What is being asked
Collect every line of the records below that contains the word "Zeller".

Dataset records
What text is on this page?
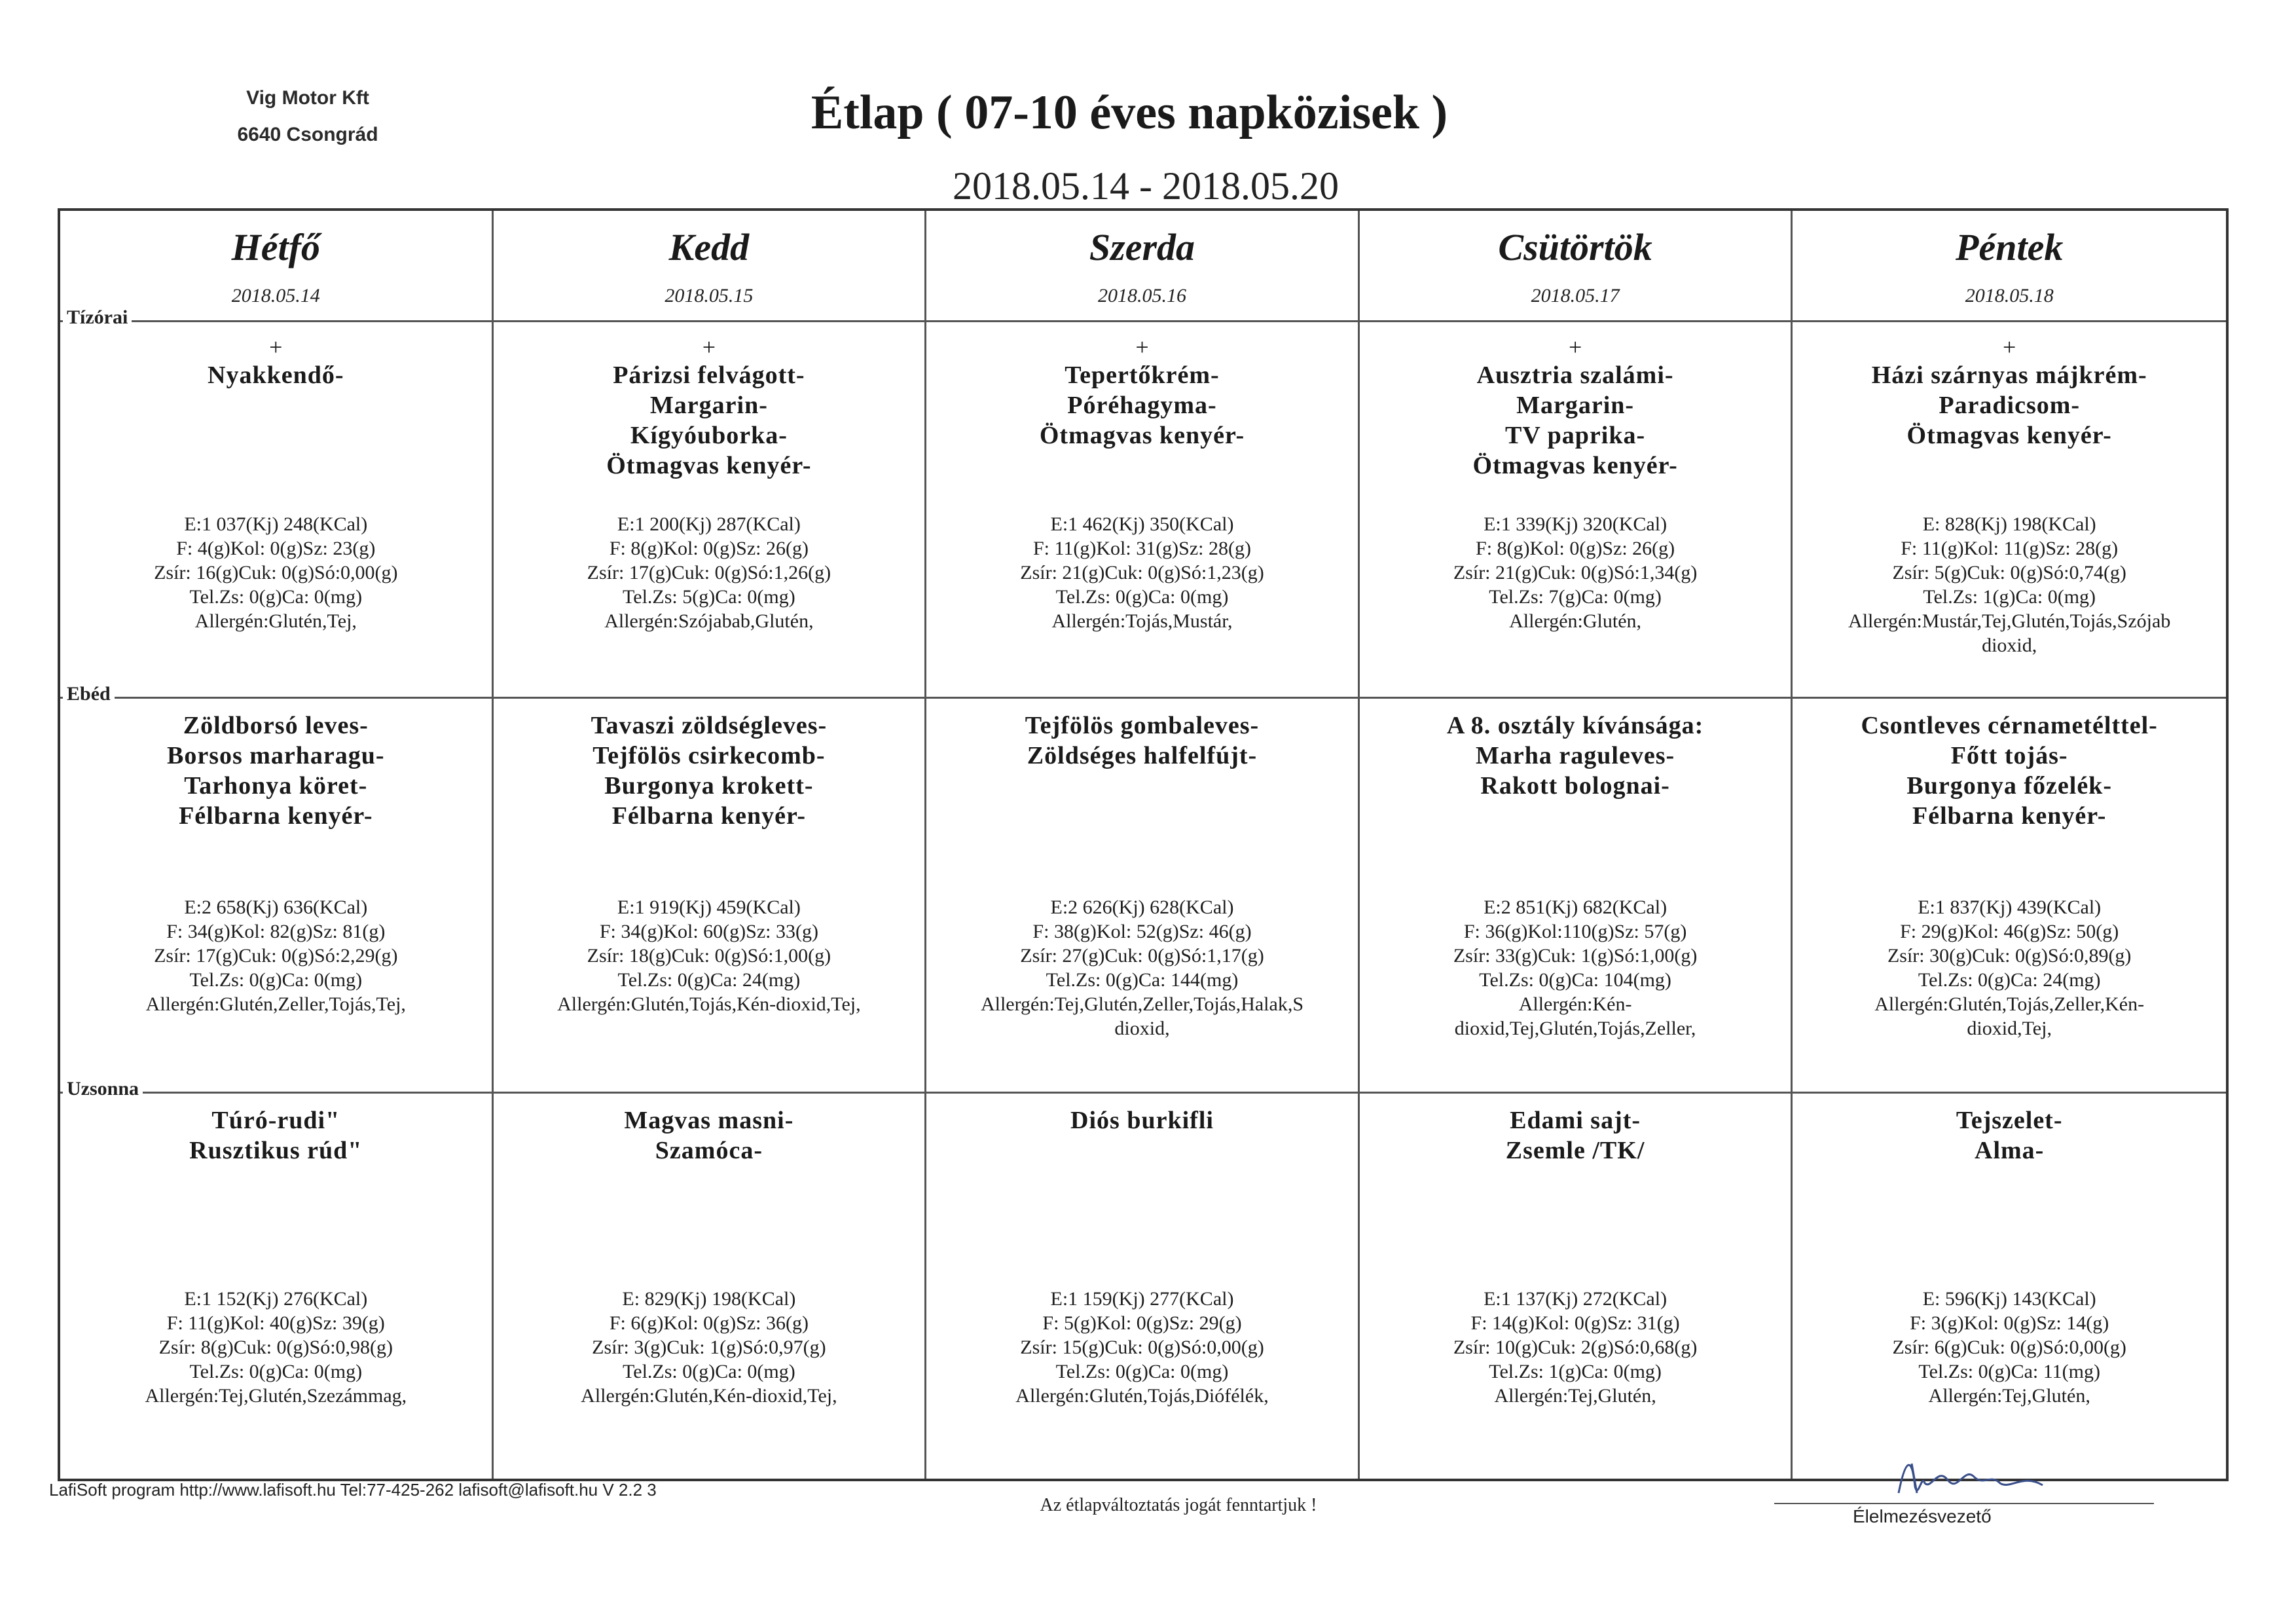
Vig Motor Kft
6640 Csongrád	Étlap ( 07-10 éves napközisek )
2018.05.14 - 2018.05.20
Hétfő
2018.05.14
Kedd
2018.05.15
Szerda
2018.05.16
Csütörtök
2018.05.17
Péntek
2018.05.18
+
Nyakkendő-
E:1 037(Kj) 248(KCal)
F: 4(g)Kol: 0(g)Sz: 23(g)
Zsír: 16(g)Cuk: 0(g)Só:0,00(g)
Tel.Zs: 0(g)Ca: 0(mg)
Allergén:Glutén,Tej,
+
Párizsi felvágott-
Margarin-
Kígyóuborka-
Ötmagvas kenyér-
E:1 200(Kj) 287(KCal)
F: 8(g)Kol: 0(g)Sz: 26(g)
Zsír: 17(g)Cuk: 0(g)Só:1,26(g)
Tel.Zs: 5(g)Ca: 0(mg)
Allergén:Szójabab,Glutén,
+
Tepertőkrém-
Póréhagyma-
Ötmagvas kenyér-
E:1 462(Kj) 350(KCal)
F: 11(g)Kol: 31(g)Sz: 28(g)
Zsír: 21(g)Cuk: 0(g)Só:1,23(g)
Tel.Zs: 0(g)Ca: 0(mg)
Allergén:Tojás,Mustár,
+
Ausztria szalámi-
Margarin-
TV paprika-
Ötmagvas kenyér-
E:1 339(Kj) 320(KCal)
F: 8(g)Kol: 0(g)Sz: 26(g)
Zsír: 21(g)Cuk: 0(g)Só:1,34(g)
Tel.Zs: 7(g)Ca: 0(mg)
Allergén:Glutén,
+
Házi szárnyas májkrém-
Paradicsom-
Ötmagvas kenyér-
E: 828(Kj) 198(KCal)
F: 11(g)Kol: 11(g)Sz: 28(g)
Zsír: 5(g)Cuk: 0(g)Só:0,74(g)
Tel.Zs: 1(g)Ca: 0(mg)
Allergén:Mustár,Tej,Glutén,Tojás,Szójab
dioxid,
Zöldborsó leves-
Borsos marharagu-
Tarhonya köret-
Félbarna kenyér-
E:2 658(Kj) 636(KCal)
F: 34(g)Kol: 82(g)Sz: 81(g)
Zsír: 17(g)Cuk: 0(g)Só:2,29(g)
Tel.Zs: 0(g)Ca: 0(mg)
Allergén:Glutén,Zeller,Tojás,Tej,
Tavaszi zöldségleves-
Tejfölös csirkecomb-
Burgonya krokett-
Félbarna kenyér-
E:1 919(Kj) 459(KCal)
F: 34(g)Kol: 60(g)Sz: 33(g)
Zsír: 18(g)Cuk: 0(g)Só:1,00(g)
Tel.Zs: 0(g)Ca: 24(mg)
Allergén:Glutén,Tojás,Kén-dioxid,Tej,
Tejfölös gombaleves-
Zöldséges halfelfújt-
E:2 626(Kj) 628(KCal)
F: 38(g)Kol: 52(g)Sz: 46(g)
Zsír: 27(g)Cuk: 0(g)Só:1,17(g)
Tel.Zs: 0(g)Ca: 144(mg)
Allergén:Tej,Glutén,Zeller,Tojás,Halak,S
dioxid,
A 8. osztály kívánsága:
Marha raguleves-
Rakott bolognai-
E:2 851(Kj) 682(KCal)
F: 36(g)Kol:110(g)Sz: 57(g)
Zsír: 33(g)Cuk: 1(g)Só:1,00(g)
Tel.Zs: 0(g)Ca: 104(mg)
Allergén:Kén-
dioxid,Tej,Glutén,Tojás,Zeller,
Csontleves cérnametélttel-
Főtt tojás-
Burgonya főzelék-
Félbarna kenyér-
E:1 837(Kj) 439(KCal)
F: 29(g)Kol: 46(g)Sz: 50(g)
Zsír: 30(g)Cuk: 0(g)Só:0,89(g)
Tel.Zs: 0(g)Ca: 24(mg)
Allergén:Glutén,Tojás,Zeller,Kén-
dioxid,Tej,
Túró-rudi"
Rusztikus rúd"
E:1 152(Kj) 276(KCal)
F: 11(g)Kol: 40(g)Sz: 39(g)
Zsír: 8(g)Cuk: 0(g)Só:0,98(g)
Tel.Zs: 0(g)Ca: 0(mg)
Allergén:Tej,Glutén,Szezámmag,
Magvas masni-
Szamóca-
E: 829(Kj) 198(KCal)
F: 6(g)Kol: 0(g)Sz: 36(g)
Zsír: 3(g)Cuk: 1(g)Só:0,97(g)
Tel.Zs: 0(g)Ca: 0(mg)
Allergén:Glutén,Kén-dioxid,Tej,
Diós burkifli
E:1 159(Kj) 277(KCal)
F: 5(g)Kol: 0(g)Sz: 29(g)
Zsír: 15(g)Cuk: 0(g)Só:0,00(g)
Tel.Zs: 0(g)Ca: 0(mg)
Allergén:Glutén,Tojás,Diófélék,
Edami sajt-
Zsemle /TK/
E:1 137(Kj) 272(KCal)
F: 14(g)Kol: 0(g)Sz: 31(g)
Zsír: 10(g)Cuk: 2(g)Só:0,68(g)
Tel.Zs: 1(g)Ca: 0(mg)
Allergén:Tej,Glutén,
Tejszelet-
Alma-
E: 596(Kj) 143(KCal)
F: 3(g)Kol: 0(g)Sz: 14(g)
Zsír: 6(g)Cuk: 0(g)Só:0,00(g)
Tel.Zs: 0(g)Ca: 11(mg)
Allergén:Tej,Glutén,
Tízórai
Ebéd
Uzsonna
LafiSoft program http://www.lafisoft.hu Tel:77-425-262 lafisoft@lafisoft.hu V 2.2 3
Az étlapváltoztatás jogát fenntartjuk !
Élelmezésvezető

Final result
Allergén:Glutén,Zeller,Tojás,Tej,
Allergén:Tej,Glutén,Zeller,Tojás,Halak,S
dioxid,Tej,Glutén,Tojás,Zeller,
Allergén:Glutén,Tojás,Zeller,Kén-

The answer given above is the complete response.